» **Task instructions**: Count only the lines of the records that hold "this", then give the number without any other words.

» **Stored records**:
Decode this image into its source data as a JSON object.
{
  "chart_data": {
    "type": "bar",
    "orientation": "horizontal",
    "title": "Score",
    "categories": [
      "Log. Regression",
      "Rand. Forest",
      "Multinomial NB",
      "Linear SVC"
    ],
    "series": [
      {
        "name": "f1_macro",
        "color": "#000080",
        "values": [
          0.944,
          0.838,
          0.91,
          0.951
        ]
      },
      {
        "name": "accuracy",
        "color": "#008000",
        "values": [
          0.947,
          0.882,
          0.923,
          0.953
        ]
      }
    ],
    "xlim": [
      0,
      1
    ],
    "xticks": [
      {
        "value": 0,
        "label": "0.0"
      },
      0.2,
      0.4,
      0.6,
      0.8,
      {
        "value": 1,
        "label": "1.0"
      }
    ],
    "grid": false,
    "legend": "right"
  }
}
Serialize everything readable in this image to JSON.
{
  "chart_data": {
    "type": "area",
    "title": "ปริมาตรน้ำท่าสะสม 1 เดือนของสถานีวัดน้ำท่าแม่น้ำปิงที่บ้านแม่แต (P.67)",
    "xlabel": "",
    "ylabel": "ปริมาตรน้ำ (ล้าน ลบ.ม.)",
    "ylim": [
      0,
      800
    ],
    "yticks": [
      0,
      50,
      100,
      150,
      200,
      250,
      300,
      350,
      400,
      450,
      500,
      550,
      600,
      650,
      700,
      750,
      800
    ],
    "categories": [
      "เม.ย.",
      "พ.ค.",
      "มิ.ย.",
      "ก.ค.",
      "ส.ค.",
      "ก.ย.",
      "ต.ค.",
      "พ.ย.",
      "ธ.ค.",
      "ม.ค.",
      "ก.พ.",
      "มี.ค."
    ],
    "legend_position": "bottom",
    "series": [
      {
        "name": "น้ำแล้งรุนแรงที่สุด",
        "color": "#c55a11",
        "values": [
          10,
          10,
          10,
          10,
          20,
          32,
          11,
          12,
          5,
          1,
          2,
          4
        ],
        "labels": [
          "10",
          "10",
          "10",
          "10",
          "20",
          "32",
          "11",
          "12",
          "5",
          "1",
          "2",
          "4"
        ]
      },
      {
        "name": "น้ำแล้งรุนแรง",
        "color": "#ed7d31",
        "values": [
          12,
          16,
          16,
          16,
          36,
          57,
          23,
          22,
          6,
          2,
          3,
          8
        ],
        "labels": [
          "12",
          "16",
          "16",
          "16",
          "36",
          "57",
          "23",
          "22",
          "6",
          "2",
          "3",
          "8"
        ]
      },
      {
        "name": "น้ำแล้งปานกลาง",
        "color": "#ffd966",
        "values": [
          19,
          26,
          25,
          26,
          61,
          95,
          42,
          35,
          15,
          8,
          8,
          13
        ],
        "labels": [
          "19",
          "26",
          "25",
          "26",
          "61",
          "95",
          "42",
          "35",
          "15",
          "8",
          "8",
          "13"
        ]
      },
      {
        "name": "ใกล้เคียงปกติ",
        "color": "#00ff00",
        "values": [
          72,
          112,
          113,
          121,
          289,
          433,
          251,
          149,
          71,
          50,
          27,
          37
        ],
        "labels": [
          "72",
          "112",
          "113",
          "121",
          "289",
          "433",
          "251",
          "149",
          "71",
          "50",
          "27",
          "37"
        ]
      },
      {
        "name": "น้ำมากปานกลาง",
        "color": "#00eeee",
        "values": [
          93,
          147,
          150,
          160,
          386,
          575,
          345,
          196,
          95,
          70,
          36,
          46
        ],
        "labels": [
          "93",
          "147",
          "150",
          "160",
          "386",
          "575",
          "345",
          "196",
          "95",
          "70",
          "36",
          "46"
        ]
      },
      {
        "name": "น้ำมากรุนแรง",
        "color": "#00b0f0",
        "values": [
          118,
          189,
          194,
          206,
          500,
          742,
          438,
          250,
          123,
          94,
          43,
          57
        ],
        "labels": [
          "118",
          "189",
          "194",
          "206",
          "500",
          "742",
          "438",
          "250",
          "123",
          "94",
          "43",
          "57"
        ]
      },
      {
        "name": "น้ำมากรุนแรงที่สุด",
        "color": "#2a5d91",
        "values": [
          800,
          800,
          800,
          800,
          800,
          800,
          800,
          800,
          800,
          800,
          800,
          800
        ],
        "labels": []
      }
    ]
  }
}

» **Exercise solution**: 2